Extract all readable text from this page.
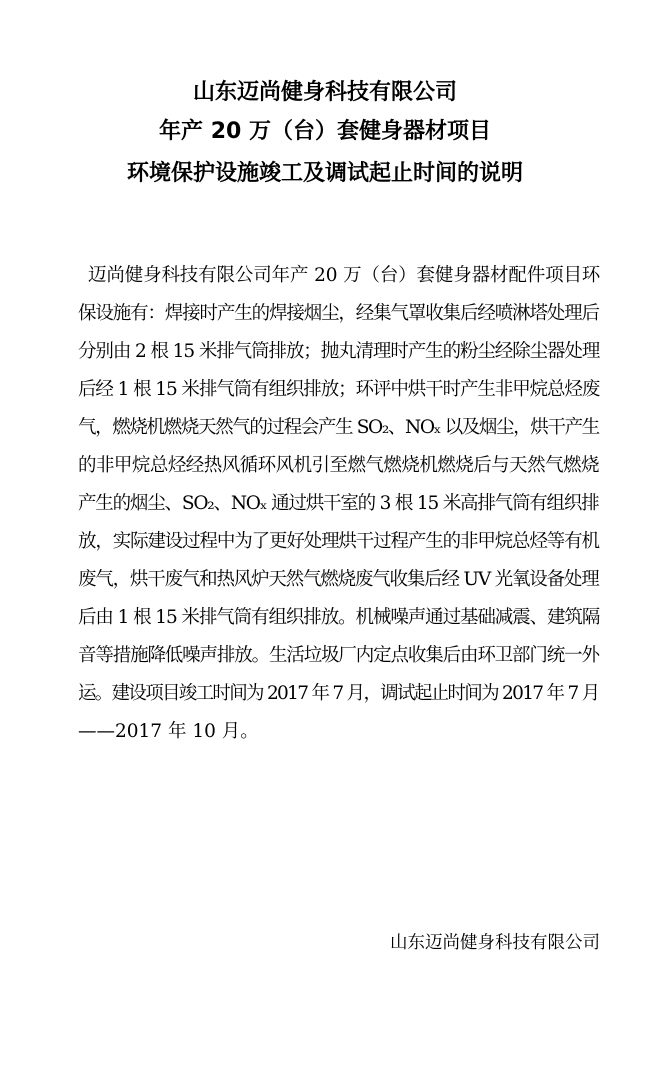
山东迈尚健身科技有限公司
年产 20 万（台）套健身器材项目
环境保护设施竣工及调试起止时间的说明

迈尚健身科技有限公司年产 20 万（台）套健身器材配件项目环

保设施有：焊接时产生的焊接烟尘，经集气罩收集后经喷淋塔处理后

分别由 2 根 15 米排气筒排放；抛丸清理时产生的粉尘经除尘器处理

后经 1 根 15 米排气筒有组织排放；环评中烘干时产生非甲烷总烃废

气，燃烧机燃烧天然气的过程会产生 SO₂、NOₓ 以及烟尘，烘干产生

的非甲烷总烃经热风循环风机引至燃气燃烧机燃烧后与天然气燃烧

产生的烟尘、SO₂、NOₓ 通过烘干室的 3 根 15 米高排气筒有组织排

放，实际建设过程中为了更好处理烘干过程产生的非甲烷总烃等有机

废气，烘干废气和热风炉天然气燃烧废气收集后经 UV 光氧设备处理

后由 1 根 15 米排气筒有组织排放。机械噪声通过基础减震、建筑隔

音等措施降低噪声排放。生活垃圾厂内定点收集后由环卫部门统一外

运。建设项目竣工时间为 2017 年 7 月，调试起止时间为 2017 年 7 月

——2017 年 10 月。

山东迈尚健身科技有限公司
-.-.-
### Written problem
Quote all the lines above exactly as given. Do not include the pictures.

### Correct output
Extract all readable text from this page.
山东迈尚健身科技有限公司
年产 20 万（台）套健身器材项目
环境保护设施竣工及调试起止时间的说明

迈尚健身科技有限公司年产 20 万（台）套健身器材配件项目环

保设施有：焊接时产生的焊接烟尘，经集气罩收集后经喷淋塔处理后

分别由 2 根 15 米排气筒排放；抛丸清理时产生的粉尘经除尘器处理

后经 1 根 15 米排气筒有组织排放；环评中烘干时产生非甲烷总烃废

气，燃烧机燃烧天然气的过程会产生 SO₂、NOₓ 以及烟尘，烘干产生

的非甲烷总烃经热风循环风机引至燃气燃烧机燃烧后与天然气燃烧

产生的烟尘、SO₂、NOₓ 通过烘干室的 3 根 15 米高排气筒有组织排

放，实际建设过程中为了更好处理烘干过程产生的非甲烷总烃等有机

废气，烘干废气和热风炉天然气燃烧废气收集后经 UV 光氧设备处理

后由 1 根 15 米排气筒有组织排放。机械噪声通过基础减震、建筑隔

音等措施降低噪声排放。生活垃圾厂内定点收集后由环卫部门统一外

运。建设项目竣工时间为 2017 年 7 月，调试起止时间为 2017 年 7 月

——2017 年 10 月。

山东迈尚健身科技有限公司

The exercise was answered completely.